### INSTRUCTIONS FOR THE TASK:
Write out every record in full, exactly as written, please.

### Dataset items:
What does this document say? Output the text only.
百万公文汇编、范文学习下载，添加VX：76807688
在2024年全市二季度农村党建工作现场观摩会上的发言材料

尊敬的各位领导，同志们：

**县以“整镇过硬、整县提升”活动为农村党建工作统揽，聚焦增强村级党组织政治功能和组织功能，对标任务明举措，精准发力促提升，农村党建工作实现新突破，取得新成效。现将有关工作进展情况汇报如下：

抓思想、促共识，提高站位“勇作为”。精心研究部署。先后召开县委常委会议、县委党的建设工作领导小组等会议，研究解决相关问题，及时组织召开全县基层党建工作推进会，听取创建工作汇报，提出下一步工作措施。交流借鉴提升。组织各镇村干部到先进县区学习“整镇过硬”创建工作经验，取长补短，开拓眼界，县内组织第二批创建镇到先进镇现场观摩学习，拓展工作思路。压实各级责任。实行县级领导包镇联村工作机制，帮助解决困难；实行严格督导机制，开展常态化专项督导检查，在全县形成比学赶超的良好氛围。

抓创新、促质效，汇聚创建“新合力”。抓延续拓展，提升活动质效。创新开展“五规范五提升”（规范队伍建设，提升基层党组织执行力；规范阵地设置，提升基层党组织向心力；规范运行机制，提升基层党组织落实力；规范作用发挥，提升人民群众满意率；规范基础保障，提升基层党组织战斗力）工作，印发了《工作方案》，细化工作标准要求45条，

### FULL RESPONSE:
What does this document say? Output the text only.
百万公文汇编、范文学习下载，添加VX：76807688
在2024年全市二季度农村党建工作现场观摩会上的发言材料

尊敬的各位领导，同志们：

**县以“整镇过硬、整县提升”活动为农村党建工作统揽，聚焦增强村级党组织政治功能和组织功能，对标任务明举措，精准发力促提升，农村党建工作实现新突破，取得新成效。现将有关工作进展情况汇报如下：

抓思想、促共识，提高站位“勇作为”。精心研究部署。先后召开县委常委会议、县委党的建设工作领导小组等会议，研究解决相关问题，及时组织召开全县基层党建工作推进会，听取创建工作汇报，提出下一步工作措施。交流借鉴提升。组织各镇村干部到先进县区学习“整镇过硬”创建工作经验，取长补短，开拓眼界，县内组织第二批创建镇到先进镇现场观摩学习，拓展工作思路。压实各级责任。实行县级领导包镇联村工作机制，帮助解决困难；实行严格督导机制，开展常态化专项督导检查，在全县形成比学赶超的良好氛围。

抓创新、促质效，汇聚创建“新合力”。抓延续拓展，提升活动质效。创新开展“五规范五提升”（规范队伍建设，提升基层党组织执行力；规范阵地设置，提升基层党组织向心力；规范运行机制，提升基层党组织落实力；规范作用发挥，提升人民群众满意率；规范基础保障，提升基层党组织战斗力）工作，印发了《工作方案》，细化工作标准要求45条，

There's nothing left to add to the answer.